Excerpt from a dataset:
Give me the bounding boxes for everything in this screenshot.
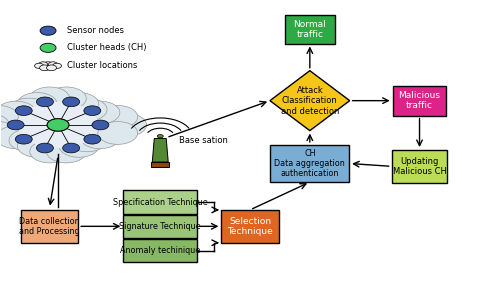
Polygon shape (152, 162, 169, 167)
Circle shape (9, 129, 49, 152)
Circle shape (46, 87, 86, 110)
Polygon shape (152, 139, 168, 162)
Circle shape (62, 97, 80, 107)
Text: Selection
Technique: Selection Technique (227, 217, 273, 236)
Text: Specification Technique: Specification Technique (113, 197, 208, 207)
Circle shape (38, 62, 48, 67)
Text: Malicious
traffic: Malicious traffic (398, 91, 440, 110)
Text: Attack
Classification
and detection: Attack Classification and detection (280, 86, 339, 116)
Text: Normal
traffic: Normal traffic (294, 20, 326, 39)
Circle shape (107, 114, 146, 136)
Circle shape (67, 98, 107, 121)
Circle shape (30, 87, 70, 110)
Circle shape (48, 62, 58, 67)
Circle shape (158, 135, 163, 138)
Circle shape (16, 106, 32, 116)
Circle shape (59, 135, 99, 157)
Text: Cluster locations: Cluster locations (67, 61, 138, 70)
Circle shape (40, 65, 50, 71)
Circle shape (98, 122, 138, 144)
Circle shape (47, 119, 69, 131)
Polygon shape (270, 71, 349, 131)
Circle shape (7, 120, 24, 130)
Circle shape (92, 120, 109, 130)
Circle shape (84, 134, 101, 144)
FancyBboxPatch shape (392, 150, 448, 183)
Circle shape (30, 140, 70, 163)
Text: Updating
Malicious CH: Updating Malicious CH (392, 157, 446, 176)
Circle shape (18, 102, 98, 148)
Circle shape (98, 106, 138, 128)
Text: Sensor nodes: Sensor nodes (67, 26, 124, 35)
FancyBboxPatch shape (124, 239, 197, 262)
FancyBboxPatch shape (270, 145, 349, 182)
Circle shape (0, 101, 36, 124)
FancyBboxPatch shape (392, 86, 446, 116)
Circle shape (18, 135, 57, 157)
Text: Signature Technique: Signature Technique (120, 222, 201, 231)
Circle shape (36, 97, 54, 107)
Circle shape (84, 106, 101, 116)
FancyBboxPatch shape (124, 215, 197, 238)
Circle shape (41, 62, 55, 70)
Text: Data collection
and Processing: Data collection and Processing (19, 217, 80, 236)
Circle shape (34, 63, 43, 68)
FancyBboxPatch shape (21, 210, 78, 243)
Circle shape (9, 98, 49, 121)
Circle shape (0, 126, 36, 149)
Text: Anomaly techinique: Anomaly techinique (120, 246, 200, 255)
FancyBboxPatch shape (124, 190, 197, 214)
Text: Base sation: Base sation (179, 136, 228, 145)
Circle shape (0, 106, 18, 128)
Circle shape (18, 93, 57, 115)
Circle shape (0, 122, 18, 144)
Text: Cluster heads (CH): Cluster heads (CH) (67, 43, 146, 52)
Circle shape (67, 129, 107, 152)
Circle shape (59, 93, 99, 115)
Circle shape (62, 143, 80, 153)
Circle shape (46, 65, 56, 71)
Circle shape (40, 43, 56, 53)
Text: CH
Data aggregation
authentication: CH Data aggregation authentication (274, 149, 345, 179)
FancyBboxPatch shape (222, 210, 278, 243)
Circle shape (40, 26, 56, 35)
Circle shape (80, 101, 120, 124)
Circle shape (0, 114, 10, 136)
Circle shape (80, 126, 120, 149)
Circle shape (46, 140, 86, 163)
Circle shape (52, 63, 62, 68)
FancyBboxPatch shape (285, 15, 335, 44)
Circle shape (36, 143, 54, 153)
Circle shape (16, 134, 32, 144)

The exercise:
Reproduce the material above line for line, without changing anything, but leave the picture out.

Result for this exercise:
Give me the bounding boxes for everything in this screenshot.
Polygon shape (152, 162, 169, 167)
Circle shape (9, 129, 49, 152)
Circle shape (46, 87, 86, 110)
Polygon shape (152, 139, 168, 162)
Circle shape (62, 97, 80, 107)
Text: Selection
Technique: Selection Technique (227, 217, 273, 236)
Text: Specification Technique: Specification Technique (113, 197, 208, 207)
Circle shape (38, 62, 48, 67)
Text: Malicious
traffic: Malicious traffic (398, 91, 440, 110)
Text: Attack
Classification
and detection: Attack Classification and detection (280, 86, 339, 116)
Text: Normal
traffic: Normal traffic (294, 20, 326, 39)
Circle shape (107, 114, 146, 136)
Circle shape (67, 98, 107, 121)
Circle shape (30, 87, 70, 110)
Circle shape (48, 62, 58, 67)
Circle shape (158, 135, 163, 138)
Circle shape (16, 106, 32, 116)
Circle shape (59, 135, 99, 157)
Text: Cluster locations: Cluster locations (67, 61, 138, 70)
Circle shape (40, 65, 50, 71)
Circle shape (98, 122, 138, 144)
Circle shape (47, 119, 69, 131)
Polygon shape (270, 71, 349, 131)
Circle shape (7, 120, 24, 130)
Circle shape (92, 120, 109, 130)
Circle shape (84, 134, 101, 144)
FancyBboxPatch shape (392, 150, 448, 183)
Circle shape (30, 140, 70, 163)
Text: Updating
Malicious CH: Updating Malicious CH (392, 157, 446, 176)
Circle shape (18, 102, 98, 148)
Circle shape (98, 106, 138, 128)
Text: Sensor nodes: Sensor nodes (67, 26, 124, 35)
FancyBboxPatch shape (124, 239, 197, 262)
FancyBboxPatch shape (270, 145, 349, 182)
Circle shape (0, 101, 36, 124)
FancyBboxPatch shape (392, 86, 446, 116)
Circle shape (18, 135, 57, 157)
Text: Signature Technique: Signature Technique (120, 222, 201, 231)
Circle shape (36, 97, 54, 107)
Circle shape (84, 106, 101, 116)
FancyBboxPatch shape (124, 215, 197, 238)
Circle shape (41, 62, 55, 70)
Text: Data collection
and Processing: Data collection and Processing (19, 217, 80, 236)
Circle shape (34, 63, 43, 68)
FancyBboxPatch shape (21, 210, 78, 243)
Circle shape (9, 98, 49, 121)
Circle shape (0, 126, 36, 149)
Text: Anomaly techinique: Anomaly techinique (120, 246, 200, 255)
FancyBboxPatch shape (124, 190, 197, 214)
Text: Base sation: Base sation (179, 136, 228, 145)
Circle shape (0, 106, 18, 128)
Circle shape (18, 93, 57, 115)
Circle shape (0, 122, 18, 144)
Text: Cluster heads (CH): Cluster heads (CH) (67, 43, 146, 52)
Circle shape (67, 129, 107, 152)
Circle shape (59, 93, 99, 115)
Circle shape (62, 143, 80, 153)
Circle shape (46, 65, 56, 71)
Circle shape (40, 43, 56, 53)
Text: CH
Data aggregation
authentication: CH Data aggregation authentication (274, 149, 345, 179)
FancyBboxPatch shape (222, 210, 278, 243)
Circle shape (40, 26, 56, 35)
Circle shape (80, 101, 120, 124)
Circle shape (0, 114, 10, 136)
Circle shape (80, 126, 120, 149)
Circle shape (46, 140, 86, 163)
Circle shape (52, 63, 62, 68)
FancyBboxPatch shape (285, 15, 335, 44)
Circle shape (36, 143, 54, 153)
Circle shape (16, 134, 32, 144)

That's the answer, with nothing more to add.